Stored dataset items:
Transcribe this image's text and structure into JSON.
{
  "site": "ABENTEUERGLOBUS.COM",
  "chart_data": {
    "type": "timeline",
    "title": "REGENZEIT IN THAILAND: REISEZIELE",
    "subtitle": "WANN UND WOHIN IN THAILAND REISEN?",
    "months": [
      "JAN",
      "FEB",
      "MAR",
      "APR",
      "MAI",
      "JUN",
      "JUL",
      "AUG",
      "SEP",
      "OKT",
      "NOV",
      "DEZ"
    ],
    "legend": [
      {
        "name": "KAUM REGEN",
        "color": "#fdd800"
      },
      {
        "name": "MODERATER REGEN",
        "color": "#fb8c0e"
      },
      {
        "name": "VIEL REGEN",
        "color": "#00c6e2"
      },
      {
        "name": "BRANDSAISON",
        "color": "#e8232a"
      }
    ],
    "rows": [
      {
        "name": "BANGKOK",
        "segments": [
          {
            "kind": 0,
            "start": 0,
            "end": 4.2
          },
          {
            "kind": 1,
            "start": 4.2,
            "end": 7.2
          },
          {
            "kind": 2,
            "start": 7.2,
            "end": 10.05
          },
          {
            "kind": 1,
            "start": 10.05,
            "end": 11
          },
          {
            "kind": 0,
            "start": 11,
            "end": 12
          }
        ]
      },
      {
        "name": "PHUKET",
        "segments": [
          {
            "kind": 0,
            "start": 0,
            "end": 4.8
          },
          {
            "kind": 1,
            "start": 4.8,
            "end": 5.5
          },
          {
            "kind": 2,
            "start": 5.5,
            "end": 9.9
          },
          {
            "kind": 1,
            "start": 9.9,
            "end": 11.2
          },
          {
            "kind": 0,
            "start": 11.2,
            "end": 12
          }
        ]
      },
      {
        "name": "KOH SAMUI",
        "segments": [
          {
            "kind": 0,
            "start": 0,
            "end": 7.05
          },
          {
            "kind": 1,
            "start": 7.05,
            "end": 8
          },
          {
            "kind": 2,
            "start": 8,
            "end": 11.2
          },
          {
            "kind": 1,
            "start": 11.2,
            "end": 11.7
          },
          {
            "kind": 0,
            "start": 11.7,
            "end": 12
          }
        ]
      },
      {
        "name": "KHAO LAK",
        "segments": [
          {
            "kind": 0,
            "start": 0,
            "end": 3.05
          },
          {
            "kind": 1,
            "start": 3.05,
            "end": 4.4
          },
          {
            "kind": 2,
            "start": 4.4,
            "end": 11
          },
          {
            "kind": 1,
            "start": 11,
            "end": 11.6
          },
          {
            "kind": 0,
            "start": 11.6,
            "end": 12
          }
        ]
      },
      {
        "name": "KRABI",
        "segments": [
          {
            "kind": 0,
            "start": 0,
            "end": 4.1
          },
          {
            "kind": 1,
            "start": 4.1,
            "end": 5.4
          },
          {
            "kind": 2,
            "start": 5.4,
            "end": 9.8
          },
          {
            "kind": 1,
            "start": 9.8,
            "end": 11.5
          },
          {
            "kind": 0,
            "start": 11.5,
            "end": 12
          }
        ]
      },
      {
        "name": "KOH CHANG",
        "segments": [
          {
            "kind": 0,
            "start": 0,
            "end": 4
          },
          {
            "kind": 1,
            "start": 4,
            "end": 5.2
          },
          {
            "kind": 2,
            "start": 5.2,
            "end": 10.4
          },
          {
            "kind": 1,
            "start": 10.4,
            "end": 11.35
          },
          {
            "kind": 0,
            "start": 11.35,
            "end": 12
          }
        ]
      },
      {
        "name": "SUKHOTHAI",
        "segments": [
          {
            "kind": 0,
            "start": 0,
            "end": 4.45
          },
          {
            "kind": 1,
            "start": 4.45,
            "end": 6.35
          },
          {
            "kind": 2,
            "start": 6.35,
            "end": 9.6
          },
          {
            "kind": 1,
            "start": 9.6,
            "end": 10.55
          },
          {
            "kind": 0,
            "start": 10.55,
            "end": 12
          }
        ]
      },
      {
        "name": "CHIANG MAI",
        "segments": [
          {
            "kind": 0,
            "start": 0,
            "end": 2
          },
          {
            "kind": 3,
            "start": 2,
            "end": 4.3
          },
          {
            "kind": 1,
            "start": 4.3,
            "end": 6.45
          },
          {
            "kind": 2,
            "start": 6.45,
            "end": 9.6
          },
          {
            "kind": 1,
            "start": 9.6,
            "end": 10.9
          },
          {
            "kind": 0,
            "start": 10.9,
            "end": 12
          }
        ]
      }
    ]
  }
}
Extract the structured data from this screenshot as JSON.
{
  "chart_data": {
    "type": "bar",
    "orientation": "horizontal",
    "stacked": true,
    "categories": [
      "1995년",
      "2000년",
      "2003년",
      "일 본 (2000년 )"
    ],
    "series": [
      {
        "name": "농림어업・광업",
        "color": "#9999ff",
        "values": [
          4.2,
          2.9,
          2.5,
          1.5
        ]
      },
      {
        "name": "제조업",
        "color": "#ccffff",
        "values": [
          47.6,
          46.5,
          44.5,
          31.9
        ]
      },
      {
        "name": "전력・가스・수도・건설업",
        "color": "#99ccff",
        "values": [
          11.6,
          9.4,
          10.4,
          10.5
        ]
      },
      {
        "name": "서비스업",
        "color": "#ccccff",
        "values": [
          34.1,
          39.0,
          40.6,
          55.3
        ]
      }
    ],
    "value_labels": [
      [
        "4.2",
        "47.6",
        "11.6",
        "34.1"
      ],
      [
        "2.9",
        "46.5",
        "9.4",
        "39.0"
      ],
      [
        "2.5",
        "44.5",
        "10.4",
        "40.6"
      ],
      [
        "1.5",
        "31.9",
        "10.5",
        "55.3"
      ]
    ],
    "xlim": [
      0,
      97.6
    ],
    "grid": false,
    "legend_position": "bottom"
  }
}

What is being asked | The listing above should be transcribed in full, exactly as written.

Response to this task |
Transcribe this image's text and structure into JSON.
{
  "site": "ABENTEUERGLOBUS.COM",
  "chart_data": {
    "type": "timeline",
    "title": "REGENZEIT IN THAILAND: REISEZIELE",
    "subtitle": "WANN UND WOHIN IN THAILAND REISEN?",
    "months": [
      "JAN",
      "FEB",
      "MAR",
      "APR",
      "MAI",
      "JUN",
      "JUL",
      "AUG",
      "SEP",
      "OKT",
      "NOV",
      "DEZ"
    ],
    "legend": [
      {
        "name": "KAUM REGEN",
        "color": "#fdd800"
      },
      {
        "name": "MODERATER REGEN",
        "color": "#fb8c0e"
      },
      {
        "name": "VIEL REGEN",
        "color": "#00c6e2"
      },
      {
        "name": "BRANDSAISON",
        "color": "#e8232a"
      }
    ],
    "rows": [
      {
        "name": "BANGKOK",
        "segments": [
          {
            "kind": 0,
            "start": 0,
            "end": 4.2
          },
          {
            "kind": 1,
            "start": 4.2,
            "end": 7.2
          },
          {
            "kind": 2,
            "start": 7.2,
            "end": 10.05
          },
          {
            "kind": 1,
            "start": 10.05,
            "end": 11
          },
          {
            "kind": 0,
            "start": 11,
            "end": 12
          }
        ]
      },
      {
        "name": "PHUKET",
        "segments": [
          {
            "kind": 0,
            "start": 0,
            "end": 4.8
          },
          {
            "kind": 1,
            "start": 4.8,
            "end": 5.5
          },
          {
            "kind": 2,
            "start": 5.5,
            "end": 9.9
          },
          {
            "kind": 1,
            "start": 9.9,
            "end": 11.2
          },
          {
            "kind": 0,
            "start": 11.2,
            "end": 12
          }
        ]
      },
      {
        "name": "KOH SAMUI",
        "segments": [
          {
            "kind": 0,
            "start": 0,
            "end": 7.05
          },
          {
            "kind": 1,
            "start": 7.05,
            "end": 8
          },
          {
            "kind": 2,
            "start": 8,
            "end": 11.2
          },
          {
            "kind": 1,
            "start": 11.2,
            "end": 11.7
          },
          {
            "kind": 0,
            "start": 11.7,
            "end": 12
          }
        ]
      },
      {
        "name": "KHAO LAK",
        "segments": [
          {
            "kind": 0,
            "start": 0,
            "end": 3.05
          },
          {
            "kind": 1,
            "start": 3.05,
            "end": 4.4
          },
          {
            "kind": 2,
            "start": 4.4,
            "end": 11
          },
          {
            "kind": 1,
            "start": 11,
            "end": 11.6
          },
          {
            "kind": 0,
            "start": 11.6,
            "end": 12
          }
        ]
      },
      {
        "name": "KRABI",
        "segments": [
          {
            "kind": 0,
            "start": 0,
            "end": 4.1
          },
          {
            "kind": 1,
            "start": 4.1,
            "end": 5.4
          },
          {
            "kind": 2,
            "start": 5.4,
            "end": 9.8
          },
          {
            "kind": 1,
            "start": 9.8,
            "end": 11.5
          },
          {
            "kind": 0,
            "start": 11.5,
            "end": 12
          }
        ]
      },
      {
        "name": "KOH CHANG",
        "segments": [
          {
            "kind": 0,
            "start": 0,
            "end": 4
          },
          {
            "kind": 1,
            "start": 4,
            "end": 5.2
          },
          {
            "kind": 2,
            "start": 5.2,
            "end": 10.4
          },
          {
            "kind": 1,
            "start": 10.4,
            "end": 11.35
          },
          {
            "kind": 0,
            "start": 11.35,
            "end": 12
          }
        ]
      },
      {
        "name": "SUKHOTHAI",
        "segments": [
          {
            "kind": 0,
            "start": 0,
            "end": 4.45
          },
          {
            "kind": 1,
            "start": 4.45,
            "end": 6.35
          },
          {
            "kind": 2,
            "start": 6.35,
            "end": 9.6
          },
          {
            "kind": 1,
            "start": 9.6,
            "end": 10.55
          },
          {
            "kind": 0,
            "start": 10.55,
            "end": 12
          }
        ]
      },
      {
        "name": "CHIANG MAI",
        "segments": [
          {
            "kind": 0,
            "start": 0,
            "end": 2
          },
          {
            "kind": 3,
            "start": 2,
            "end": 4.3
          },
          {
            "kind": 1,
            "start": 4.3,
            "end": 6.45
          },
          {
            "kind": 2,
            "start": 6.45,
            "end": 9.6
          },
          {
            "kind": 1,
            "start": 9.6,
            "end": 10.9
          },
          {
            "kind": 0,
            "start": 10.9,
            "end": 12
          }
        ]
      }
    ]
  }
}
Extract the structured data from this screenshot as JSON.
{
  "chart_data": {
    "type": "bar",
    "orientation": "horizontal",
    "stacked": true,
    "categories": [
      "1995년",
      "2000년",
      "2003년",
      "일 본 (2000년 )"
    ],
    "series": [
      {
        "name": "농림어업・광업",
        "color": "#9999ff",
        "values": [
          4.2,
          2.9,
          2.5,
          1.5
        ]
      },
      {
        "name": "제조업",
        "color": "#ccffff",
        "values": [
          47.6,
          46.5,
          44.5,
          31.9
        ]
      },
      {
        "name": "전력・가스・수도・건설업",
        "color": "#99ccff",
        "values": [
          11.6,
          9.4,
          10.4,
          10.5
        ]
      },
      {
        "name": "서비스업",
        "color": "#ccccff",
        "values": [
          34.1,
          39.0,
          40.6,
          55.3
        ]
      }
    ],
    "value_labels": [
      [
        "4.2",
        "47.6",
        "11.6",
        "34.1"
      ],
      [
        "2.9",
        "46.5",
        "9.4",
        "39.0"
      ],
      [
        "2.5",
        "44.5",
        "10.4",
        "40.6"
      ],
      [
        "1.5",
        "31.9",
        "10.5",
        "55.3"
      ]
    ],
    "xlim": [
      0,
      97.6
    ],
    "grid": false,
    "legend_position": "bottom"
  }
}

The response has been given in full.